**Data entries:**
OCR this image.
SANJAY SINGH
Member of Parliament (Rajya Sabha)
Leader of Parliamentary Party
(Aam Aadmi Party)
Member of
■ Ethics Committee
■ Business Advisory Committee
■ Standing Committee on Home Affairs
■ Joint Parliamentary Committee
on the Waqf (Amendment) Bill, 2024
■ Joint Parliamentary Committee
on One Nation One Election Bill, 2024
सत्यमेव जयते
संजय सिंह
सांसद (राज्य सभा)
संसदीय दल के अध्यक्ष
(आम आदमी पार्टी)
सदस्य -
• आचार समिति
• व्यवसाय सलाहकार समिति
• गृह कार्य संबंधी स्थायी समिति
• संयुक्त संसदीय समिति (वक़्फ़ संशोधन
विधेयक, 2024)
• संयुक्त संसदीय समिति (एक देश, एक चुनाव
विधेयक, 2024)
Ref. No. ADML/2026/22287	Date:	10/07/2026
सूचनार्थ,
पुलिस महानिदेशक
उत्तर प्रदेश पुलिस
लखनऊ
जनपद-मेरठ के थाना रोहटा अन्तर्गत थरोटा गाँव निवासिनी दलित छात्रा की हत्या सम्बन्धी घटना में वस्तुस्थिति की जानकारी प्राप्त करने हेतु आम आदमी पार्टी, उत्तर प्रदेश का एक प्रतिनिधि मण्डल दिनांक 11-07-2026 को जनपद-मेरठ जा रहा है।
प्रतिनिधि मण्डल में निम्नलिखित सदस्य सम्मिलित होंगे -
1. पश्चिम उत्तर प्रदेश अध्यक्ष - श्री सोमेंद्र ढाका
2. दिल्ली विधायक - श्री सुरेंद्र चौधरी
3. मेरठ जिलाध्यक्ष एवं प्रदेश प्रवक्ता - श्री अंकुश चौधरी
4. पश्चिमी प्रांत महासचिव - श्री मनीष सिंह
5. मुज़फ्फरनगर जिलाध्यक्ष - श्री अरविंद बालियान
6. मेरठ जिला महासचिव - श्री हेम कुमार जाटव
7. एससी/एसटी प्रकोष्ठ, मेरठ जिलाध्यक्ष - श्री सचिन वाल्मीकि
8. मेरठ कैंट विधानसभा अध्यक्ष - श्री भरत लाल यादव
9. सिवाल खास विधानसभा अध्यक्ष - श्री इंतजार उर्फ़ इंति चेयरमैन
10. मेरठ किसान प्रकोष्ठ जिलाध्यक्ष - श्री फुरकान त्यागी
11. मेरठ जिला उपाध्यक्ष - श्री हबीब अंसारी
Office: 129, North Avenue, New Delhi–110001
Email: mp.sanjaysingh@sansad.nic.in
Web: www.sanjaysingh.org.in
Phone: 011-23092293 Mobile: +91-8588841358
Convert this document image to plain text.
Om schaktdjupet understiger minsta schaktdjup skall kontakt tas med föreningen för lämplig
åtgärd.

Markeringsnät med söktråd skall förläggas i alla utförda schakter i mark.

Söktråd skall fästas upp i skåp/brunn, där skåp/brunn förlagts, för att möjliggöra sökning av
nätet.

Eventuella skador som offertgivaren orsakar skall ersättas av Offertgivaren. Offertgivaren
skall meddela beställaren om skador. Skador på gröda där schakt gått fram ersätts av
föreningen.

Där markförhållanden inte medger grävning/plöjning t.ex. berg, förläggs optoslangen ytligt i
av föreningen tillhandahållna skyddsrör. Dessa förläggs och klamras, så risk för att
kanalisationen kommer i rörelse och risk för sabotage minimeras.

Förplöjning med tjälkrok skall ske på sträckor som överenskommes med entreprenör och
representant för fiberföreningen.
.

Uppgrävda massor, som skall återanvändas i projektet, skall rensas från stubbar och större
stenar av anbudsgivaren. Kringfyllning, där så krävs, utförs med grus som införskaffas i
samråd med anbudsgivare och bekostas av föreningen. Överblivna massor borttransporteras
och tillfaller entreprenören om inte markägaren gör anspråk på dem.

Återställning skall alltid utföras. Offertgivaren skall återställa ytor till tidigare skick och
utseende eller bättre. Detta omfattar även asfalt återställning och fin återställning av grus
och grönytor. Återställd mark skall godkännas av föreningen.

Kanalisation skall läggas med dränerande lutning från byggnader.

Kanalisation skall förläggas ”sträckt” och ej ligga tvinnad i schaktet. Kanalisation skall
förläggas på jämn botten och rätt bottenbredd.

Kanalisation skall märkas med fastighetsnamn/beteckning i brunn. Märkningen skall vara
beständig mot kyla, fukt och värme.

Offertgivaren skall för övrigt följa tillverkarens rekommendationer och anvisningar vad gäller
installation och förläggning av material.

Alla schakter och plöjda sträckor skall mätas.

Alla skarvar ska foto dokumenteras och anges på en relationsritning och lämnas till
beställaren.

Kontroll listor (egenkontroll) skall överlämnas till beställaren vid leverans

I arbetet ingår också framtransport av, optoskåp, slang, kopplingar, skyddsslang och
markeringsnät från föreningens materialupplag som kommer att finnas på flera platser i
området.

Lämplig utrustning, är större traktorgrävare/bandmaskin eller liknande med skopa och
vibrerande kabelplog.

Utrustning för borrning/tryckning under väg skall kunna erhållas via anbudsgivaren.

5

**Task prompt:** Please list every line of the records that contains "sträckor".

**The response:**
Förplöjning med tjälkrok skall ske på sträckor som överenskommes med entreprenör och
Alla schakter och plöjda sträckor skall mätas.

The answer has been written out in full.